WHAT IS REQUIRED.
Scan the entries for the string "South" and give the number of lines that have it, nothing further.

MATERIAL FOR THIS EXERCISE.

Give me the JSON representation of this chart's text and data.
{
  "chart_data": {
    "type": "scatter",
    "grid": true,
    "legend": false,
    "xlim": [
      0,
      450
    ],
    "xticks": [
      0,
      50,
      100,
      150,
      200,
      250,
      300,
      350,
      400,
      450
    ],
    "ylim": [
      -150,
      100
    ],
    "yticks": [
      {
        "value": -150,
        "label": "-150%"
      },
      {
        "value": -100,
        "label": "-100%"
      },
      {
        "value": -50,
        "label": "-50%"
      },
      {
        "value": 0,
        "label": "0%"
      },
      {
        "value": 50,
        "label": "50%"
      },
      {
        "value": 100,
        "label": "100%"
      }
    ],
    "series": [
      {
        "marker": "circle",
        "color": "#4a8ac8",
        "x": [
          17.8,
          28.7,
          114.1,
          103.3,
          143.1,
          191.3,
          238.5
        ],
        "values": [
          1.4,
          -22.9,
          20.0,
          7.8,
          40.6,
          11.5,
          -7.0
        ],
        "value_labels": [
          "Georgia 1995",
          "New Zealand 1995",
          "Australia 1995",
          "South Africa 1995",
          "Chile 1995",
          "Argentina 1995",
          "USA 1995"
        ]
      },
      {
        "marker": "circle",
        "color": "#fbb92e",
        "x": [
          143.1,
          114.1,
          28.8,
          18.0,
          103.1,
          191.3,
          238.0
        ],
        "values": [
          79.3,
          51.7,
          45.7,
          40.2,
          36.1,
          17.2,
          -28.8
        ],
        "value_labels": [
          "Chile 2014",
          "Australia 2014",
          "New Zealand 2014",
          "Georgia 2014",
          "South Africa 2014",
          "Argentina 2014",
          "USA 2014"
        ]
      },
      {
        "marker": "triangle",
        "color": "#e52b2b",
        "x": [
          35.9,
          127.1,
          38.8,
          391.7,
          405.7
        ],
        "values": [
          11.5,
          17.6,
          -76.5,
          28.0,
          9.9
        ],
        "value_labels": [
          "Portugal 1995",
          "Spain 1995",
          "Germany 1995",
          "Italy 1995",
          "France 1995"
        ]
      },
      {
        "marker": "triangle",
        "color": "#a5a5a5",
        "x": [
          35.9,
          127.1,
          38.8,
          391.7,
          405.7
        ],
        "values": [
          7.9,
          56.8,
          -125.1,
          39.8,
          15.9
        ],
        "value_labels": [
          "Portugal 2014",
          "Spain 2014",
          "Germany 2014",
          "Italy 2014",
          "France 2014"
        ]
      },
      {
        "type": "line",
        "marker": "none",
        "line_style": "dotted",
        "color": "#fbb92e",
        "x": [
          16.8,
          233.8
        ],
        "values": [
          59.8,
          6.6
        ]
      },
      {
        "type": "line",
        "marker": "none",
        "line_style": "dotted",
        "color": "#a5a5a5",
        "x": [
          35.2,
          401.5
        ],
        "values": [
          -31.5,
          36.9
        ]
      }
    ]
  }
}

ANSWER BELOW.
2